Founding Rivals
Page 25
Joel Early, an Anti-Federalist member of Virginia’s late ratification convention, seconded the motion. In the debate that followed, Early alleged that while in convention Madison had called the Constitution flawless, “the nearest to perfection of any thing that could be obtained.” Early said that proof could be found in the second volume of the debates, which he insinuated were being held back for sinister reasons. Early had been repeating these allegations throughout Culpepper County to anyone who would listen.
Madison had always freely conceded that the Constitution was imperfect, the product of compromise. The Anti-Federalists were twisting his argument that the Constitution was the best actually viable alternative into an absurd claim he had never made—that the Constitution was beyond criticism or amendment. The Anti-Federalists were by now accustomed to making these allegations without challenge, as they had done for months in meetings, at taverns, and by firesides throughout the district. Having made the same claim in the House of God, Early must have convinced himself of its veracity. On this cold Culpepper night, the Anti-Federalists would finally be confronted with the truth.
Eve held a letter from Madison, dated January 2, explaining his real position regarding amendments. Madison’s brother William had told him that Eve was skeptical of the Anti-Federalists’ accusations against him and stood ready to defend him if Madison would only provide the necessary ammunition. With Madison’s letter in hand, Eve was able to relay Madison’s real sentiments to the Baptist congregation at Rapidan.
In the letter Eve held, Madison confronted the accusations against him—that he was “opposed to any amendments whatever to the new Federal Constitution” and that he had “ceased to be a friend to the rights of conscience.” As a candidate for Congress, Madison wrote, he felt it important “that my principles and views should be rightly understood.” He freely admitted that he did not see the same dangers in the new Constitution as some others did. Madison also admitted to having opposed amendments before the ratification process was complete. He had believed a second convention or conditional ratification to be dangerous.
But Virginia had ratified the Constitution, and “[c]ircumstances are now changed,” Madison wrote. Amendments, he said, “if [they are] pursued with a proper moderation and in a proper mode, will be not only safe, but may serve the double purpose of satisfying the minds of well meaning opponents, and of providing additional guards in favor of liberty.” Now, he explained, “it is my sincere opinion that the Constitution ought to be revised, and that the first Congress meeting under it, ought to prepare and recommend to the states for ratification, the most satisfactory provisions for all essential rights, particularly the rights of conscience in the fullest latitude, the freedom of the press, trials by jury, security against general warrants, etc.”
+++
Required task 1:
Copy out the stretch of the records from their first line through the line containing "- Circle shape: [447, 427, 453, 433]", keeping every line unchanged.

Records for the task:
+++
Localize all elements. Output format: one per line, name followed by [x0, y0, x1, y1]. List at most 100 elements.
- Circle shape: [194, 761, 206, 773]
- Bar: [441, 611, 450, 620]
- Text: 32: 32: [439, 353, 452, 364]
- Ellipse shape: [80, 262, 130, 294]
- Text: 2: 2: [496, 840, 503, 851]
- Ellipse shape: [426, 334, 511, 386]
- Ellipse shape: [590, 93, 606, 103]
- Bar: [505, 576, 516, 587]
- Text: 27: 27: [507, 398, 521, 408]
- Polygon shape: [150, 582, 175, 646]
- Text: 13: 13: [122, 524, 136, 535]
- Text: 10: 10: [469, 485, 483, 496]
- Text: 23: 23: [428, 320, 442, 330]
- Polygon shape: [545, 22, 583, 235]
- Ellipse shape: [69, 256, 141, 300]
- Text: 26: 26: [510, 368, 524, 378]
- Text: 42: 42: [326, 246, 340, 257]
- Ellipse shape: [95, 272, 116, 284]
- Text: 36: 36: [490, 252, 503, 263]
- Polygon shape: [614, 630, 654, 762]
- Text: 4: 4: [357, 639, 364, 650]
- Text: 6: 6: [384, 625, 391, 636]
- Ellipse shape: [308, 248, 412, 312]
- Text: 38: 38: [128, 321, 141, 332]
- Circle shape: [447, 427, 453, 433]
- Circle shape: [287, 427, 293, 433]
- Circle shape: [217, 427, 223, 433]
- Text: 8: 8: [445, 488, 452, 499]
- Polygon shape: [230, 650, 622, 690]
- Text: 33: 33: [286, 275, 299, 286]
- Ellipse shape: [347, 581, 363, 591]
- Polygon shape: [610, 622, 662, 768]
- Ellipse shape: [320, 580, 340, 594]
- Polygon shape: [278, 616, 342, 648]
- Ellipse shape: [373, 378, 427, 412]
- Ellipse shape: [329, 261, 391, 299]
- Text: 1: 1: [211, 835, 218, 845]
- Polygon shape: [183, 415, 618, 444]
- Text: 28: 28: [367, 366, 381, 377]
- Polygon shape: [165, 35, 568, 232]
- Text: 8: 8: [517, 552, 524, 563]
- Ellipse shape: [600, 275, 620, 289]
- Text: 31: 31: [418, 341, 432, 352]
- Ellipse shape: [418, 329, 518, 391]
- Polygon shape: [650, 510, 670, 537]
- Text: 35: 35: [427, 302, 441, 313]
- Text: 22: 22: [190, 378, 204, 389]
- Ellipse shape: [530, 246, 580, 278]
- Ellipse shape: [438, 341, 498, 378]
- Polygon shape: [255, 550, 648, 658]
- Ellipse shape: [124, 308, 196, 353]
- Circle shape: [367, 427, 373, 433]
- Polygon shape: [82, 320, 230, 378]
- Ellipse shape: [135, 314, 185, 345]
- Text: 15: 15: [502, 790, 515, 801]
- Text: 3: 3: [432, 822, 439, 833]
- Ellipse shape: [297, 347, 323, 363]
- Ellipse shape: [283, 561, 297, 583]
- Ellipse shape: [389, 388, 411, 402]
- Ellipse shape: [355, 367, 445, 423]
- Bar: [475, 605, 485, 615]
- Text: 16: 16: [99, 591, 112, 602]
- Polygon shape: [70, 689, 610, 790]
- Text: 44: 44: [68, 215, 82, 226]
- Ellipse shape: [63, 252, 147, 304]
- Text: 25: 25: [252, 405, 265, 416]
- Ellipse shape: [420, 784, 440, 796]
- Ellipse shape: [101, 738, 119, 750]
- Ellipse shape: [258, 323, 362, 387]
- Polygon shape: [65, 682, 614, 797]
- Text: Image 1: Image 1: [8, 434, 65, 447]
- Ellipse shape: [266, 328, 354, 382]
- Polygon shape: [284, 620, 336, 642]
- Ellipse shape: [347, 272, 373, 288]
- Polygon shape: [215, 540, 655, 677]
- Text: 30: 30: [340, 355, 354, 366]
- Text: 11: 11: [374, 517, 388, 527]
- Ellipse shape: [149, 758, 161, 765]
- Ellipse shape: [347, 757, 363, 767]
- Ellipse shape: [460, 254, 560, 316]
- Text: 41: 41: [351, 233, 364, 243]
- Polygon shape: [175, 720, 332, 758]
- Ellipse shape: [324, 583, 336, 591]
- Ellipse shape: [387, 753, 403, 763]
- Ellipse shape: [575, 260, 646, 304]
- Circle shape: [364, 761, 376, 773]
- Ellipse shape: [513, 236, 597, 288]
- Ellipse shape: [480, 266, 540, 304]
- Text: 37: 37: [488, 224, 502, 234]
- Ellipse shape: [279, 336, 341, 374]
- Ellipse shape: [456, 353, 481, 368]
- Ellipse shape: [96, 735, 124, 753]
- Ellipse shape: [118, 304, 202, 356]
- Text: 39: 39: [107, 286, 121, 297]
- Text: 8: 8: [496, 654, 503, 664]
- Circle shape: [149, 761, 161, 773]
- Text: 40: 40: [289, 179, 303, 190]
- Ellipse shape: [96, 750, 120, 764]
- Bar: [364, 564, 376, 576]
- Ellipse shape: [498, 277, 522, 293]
+++
Required task 2:
In the passage about Madison and the Anti-Federalists, what date did Madison's letter to Eve carry?

Task solution 1:
Localize all elements. Output format: one per line, name followed by [x0, y0, x1, y1]. List at most 100 elements.
- Circle shape: [194, 761, 206, 773]
- Bar: [441, 611, 450, 620]
- Text: 32: 32: [439, 353, 452, 364]
- Ellipse shape: [80, 262, 130, 294]
- Text: 2: 2: [496, 840, 503, 851]
- Ellipse shape: [426, 334, 511, 386]
- Ellipse shape: [590, 93, 606, 103]
- Bar: [505, 576, 516, 587]
- Text: 27: 27: [507, 398, 521, 408]
- Polygon shape: [150, 582, 175, 646]
- Text: 13: 13: [122, 524, 136, 535]
- Text: 10: 10: [469, 485, 483, 496]
- Text: 23: 23: [428, 320, 442, 330]
- Polygon shape: [545, 22, 583, 235]
- Ellipse shape: [69, 256, 141, 300]
- Text: 26: 26: [510, 368, 524, 378]
- Text: 42: 42: [326, 246, 340, 257]
- Ellipse shape: [95, 272, 116, 284]
- Text: 36: 36: [490, 252, 503, 263]
- Polygon shape: [614, 630, 654, 762]
- Text: 4: 4: [357, 639, 364, 650]
- Text: 6: 6: [384, 625, 391, 636]
- Ellipse shape: [308, 248, 412, 312]
- Text: 38: 38: [128, 321, 141, 332]
- Circle shape: [447, 427, 453, 433]

Task solution 2:
January 2